(Records about charts and figures)

* * * * * * *

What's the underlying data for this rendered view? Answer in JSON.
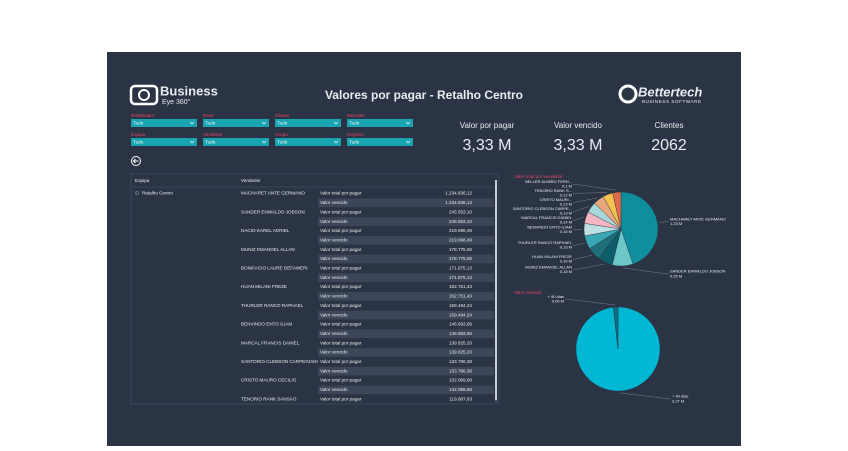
{
  "header": {
    "title": "Valores por pagar - Retalho Centro",
    "left_logo": {
      "name": "Business",
      "sub": "Eye 360°"
    },
    "right_logo": {
      "name": "Bettertech",
      "sub": "BUSINESS SOFTWARE"
    }
  },
  "filters": [
    {
      "label": "Distribuidor",
      "value": "Tudo"
    },
    {
      "label": "Rede",
      "value": "Tudo"
    },
    {
      "label": "Cliente",
      "value": "Tudo"
    },
    {
      "label": "Mercado",
      "value": "Tudo"
    },
    {
      "label": "Equipa",
      "value": "Tudo"
    },
    {
      "label": "Vendedor",
      "value": "Tudo"
    },
    {
      "label": "Grupo",
      "value": "Tudo"
    },
    {
      "label": "Negócio",
      "value": "Tudo"
    }
  ],
  "kpis": [
    {
      "label": "Valor por pagar",
      "value": "3,33 M"
    },
    {
      "label": "Valor vencido",
      "value": "3,33 M"
    },
    {
      "label": "Clientes",
      "value": "2062"
    }
  ],
  "table": {
    "columns": [
      "Equipa",
      "Vendedor"
    ],
    "team": "Retalho Centro",
    "rows": [
      [
        "MACHARET ANTE GERMANO",
        "Valor total por pagar",
        "1.234.836,12"
      ],
      [
        null,
        "Valor vencido",
        "1.234.836,12"
      ],
      [
        "SANDER ENWALDO JOBSON",
        "Valor total por pagar",
        "245.553,10"
      ],
      [
        null,
        "Valor vencido",
        "245.553,10"
      ],
      [
        "DACIO KAREL ADRIEL",
        "Valor total por pagar",
        "219.998,49"
      ],
      [
        null,
        "Valor vencido",
        "219.998,49"
      ],
      [
        "MUNIZ EMANOEL ALLAN",
        "Valor total por pagar",
        "178.775,06"
      ],
      [
        null,
        "Valor vencido",
        "178.775,06"
      ],
      [
        "BONIFACIO LAURE DEFAWERI",
        "Valor total por pagar",
        "171.875,13"
      ],
      [
        null,
        "Valor vencido",
        "171.875,13"
      ],
      [
        "HUAN MILANI FREZE",
        "Valor total por pagar",
        "162.751,43"
      ],
      [
        null,
        "Valor vencido",
        "162.751,43"
      ],
      [
        "THURLER RANCO RAPHAEL",
        "Valor total por pagar",
        "159.494,24"
      ],
      [
        null,
        "Valor vencido",
        "159.494,24"
      ],
      [
        "BENVINDO ENTO ILIAM",
        "Valor total por pagar",
        "146.693,66"
      ],
      [
        null,
        "Valor vencido",
        "146.693,66"
      ],
      [
        "MARCAL FRANCIS DANIEL",
        "Valor total por pagar",
        "139.825,20"
      ],
      [
        null,
        "Valor vencido",
        "139.825,20"
      ],
      [
        "SANTORIO CLEBSON CARPEGIANI",
        "Valor total por pagar",
        "133.786,38"
      ],
      [
        null,
        "Valor vencido",
        "133.786,38"
      ],
      [
        "CRISTO MAURO CECILIO",
        "Valor total por pagar",
        "132.069,68"
      ],
      [
        null,
        "Valor vencido",
        "132.069,68"
      ],
      [
        "TENORIO RANK SANSAO",
        "Valor total por pagar",
        "119.687,63"
      ]
    ]
  },
  "chart_data": [
    {
      "type": "pie",
      "title": "Valor total por vendedor",
      "categories": [
        "MACHARET ANTE GERMANO",
        "SANDER ENWALDO JOBSON",
        "MUNIZ EMANOEL ALLAN",
        "HUAN MILANI FREZE",
        "THURLER RANCO RAPHAEL",
        "BENVINDO ENTO ILIAM",
        "MARCAL FRANCIS DANIEL",
        "SANTORIO CLEBSON CARPE...",
        "CRISTO MAURI...",
        "TENORIO RANK S...",
        "NELLER ALMIRO FERN..."
      ],
      "values": [
        1.23,
        0.25,
        0.18,
        0.16,
        0.16,
        0.15,
        0.14,
        0.13,
        0.13,
        0.12,
        0.1
      ],
      "value_labels": [
        "1,23 M",
        "0,25 M",
        "0,18 M",
        "0,16 M",
        "0,16 M",
        "0,15 M",
        "0,14 M",
        "0,13 M",
        "0,13 M",
        "0,12 M",
        "0,1 M"
      ],
      "colors": [
        "#0f8e9e",
        "#6cc7c9",
        "#0d5d6a",
        "#1f6f7a",
        "#3aa7b6",
        "#bfe0e2",
        "#f4b6c2",
        "#a7d8d9",
        "#e8a87c",
        "#f2c14e",
        "#e06a4a"
      ]
    },
    {
      "type": "pie",
      "title": "Valor vencido",
      "categories": [
        "+ 90 dias",
        "+ 90 dias"
      ],
      "values": [
        3.27,
        0.06
      ],
      "value_labels": [
        "3,27 M",
        "0,06 M"
      ],
      "colors": [
        "#00b8d4",
        "#0b6e7e"
      ]
    }
  ]
}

* * * * * * *

**What the exercise asks**
Leave out the pictures and give the listing above again exactly.

**Task result**
What's the underlying data for this rendered view? Answer in JSON.
{
  "header": {
    "title": "Valores por pagar - Retalho Centro",
    "left_logo": {
      "name": "Business",
      "sub": "Eye 360°"
    },
    "right_logo": {
      "name": "Bettertech",
      "sub": "BUSINESS SOFTWARE"
    }
  },
  "filters": [
    {
      "label": "Distribuidor",
      "value": "Tudo"
    },
    {
      "label": "Rede",
      "value": "Tudo"
    },
    {
      "label": "Cliente",
      "value": "Tudo"
    },
    {
      "label": "Mercado",
      "value": "Tudo"
    },
    {
      "label": "Equipa",
      "value": "Tudo"
    },
    {
      "label": "Vendedor",
      "value": "Tudo"
    },
    {
      "label": "Grupo",
      "value": "Tudo"
    },
    {
      "label": "Negócio",
      "value": "Tudo"
    }
  ],
  "kpis": [
    {
      "label": "Valor por pagar",
      "value": "3,33 M"
    },
    {
      "label": "Valor vencido",
      "value": "3,33 M"
    },
    {
      "label": "Clientes",
      "value": "2062"
    }
  ],
  "table": {
    "columns": [
      "Equipa",
      "Vendedor"
    ],
    "team": "Retalho Centro",
    "rows": [
      [
        "MACHARET ANTE GERMANO",
        "Valor total por pagar",
        "1.234.836,12"
      ],
      [
        null,
        "Valor vencido",
        "1.234.836,12"
      ],
      [
        "SANDER ENWALDO JOBSON",
        "Valor total por pagar",
        "245.553,10"
      ],
      [
        null,
        "Valor vencido",
        "245.553,10"
      ],
      [
        "DACIO KAREL ADRIEL",
        "Valor total por pagar",
        "219.998,49"
      ],
      [
        null,
        "Valor vencido",
        "219.998,49"
      ],
      [
        "MUNIZ EMANOEL ALLAN",
        "Valor total por pagar",
        "178.775,06"
      ],
      [
        null,
        "Valor vencido",
        "178.775,06"
      ],
      [
        "BONIFACIO LAURE DEFAWERI",
        "Valor total por pagar",
        "171.875,13"
      ],
      [
        null,
        "Valor vencido",
        "171.875,13"
      ],
      [
        "HUAN MILANI FREZE",
        "Valor total por pagar",
        "162.751,43"
      ],
      [
        null,
        "Valor vencido",
        "162.751,43"
      ],
      [
        "THURLER RANCO RAPHAEL",
        "Valor total por pagar",
        "159.494,24"
      ],
      [
        null,
        "Valor vencido",
        "159.494,24"
      ],
      [
        "BENVINDO ENTO ILIAM",
        "Valor total por pagar",
        "146.693,66"
      ],
      [
        null,
        "Valor vencido",
        "146.693,66"
      ],
      [
        "MARCAL FRANCIS DANIEL",
        "Valor total por pagar",
        "139.825,20"
      ],
      [
        null,
        "Valor vencido",
        "139.825,20"
      ],
      [
        "SANTORIO CLEBSON CARPEGIANI",
        "Valor total por pagar",
        "133.786,38"
      ],
      [
        null,
        "Valor vencido",
        "133.786,38"
      ],
      [
        "CRISTO MAURO CECILIO",
        "Valor total por pagar",
        "132.069,68"
      ],
      [
        null,
        "Valor vencido",
        "132.069,68"
      ],
      [
        "TENORIO RANK SANSAO",
        "Valor total por pagar",
        "119.687,63"
      ]
    ]
  },
  "chart_data": [
    {
      "type": "pie",
      "title": "Valor total por vendedor",
      "categories": [
        "MACHARET ANTE GERMANO",
        "SANDER ENWALDO JOBSON",
        "MUNIZ EMANOEL ALLAN",
        "HUAN MILANI FREZE",
        "THURLER RANCO RAPHAEL",
        "BENVINDO ENTO ILIAM",
        "MARCAL FRANCIS DANIEL",
        "SANTORIO CLEBSON CARPE...",
        "CRISTO MAURI...",
        "TENORIO RANK S...",
        "NELLER ALMIRO FERN..."
      ],
      "values": [
        1.23,
        0.25,
        0.18,
        0.16,
        0.16,
        0.15,
        0.14,
        0.13,
        0.13,
        0.12,
        0.1
      ],
      "value_labels": [
        "1,23 M",
        "0,25 M",
        "0,18 M",
        "0,16 M",
        "0,16 M",
        "0,15 M",
        "0,14 M",
        "0,13 M",
        "0,13 M",
        "0,12 M",
        "0,1 M"
      ],
      "colors": [
        "#0f8e9e",
        "#6cc7c9",
        "#0d5d6a",
        "#1f6f7a",
        "#3aa7b6",
        "#bfe0e2",
        "#f4b6c2",
        "#a7d8d9",
        "#e8a87c",
        "#f2c14e",
        "#e06a4a"
      ]
    },
    {
      "type": "pie",
      "title": "Valor vencido",
      "categories": [
        "+ 90 dias",
        "+ 90 dias"
      ],
      "values": [
        3.27,
        0.06
      ],
      "value_labels": [
        "3,27 M",
        "0,06 M"
      ],
      "colors": [
        "#00b8d4",
        "#0b6e7e"
      ]
    }
  ]
}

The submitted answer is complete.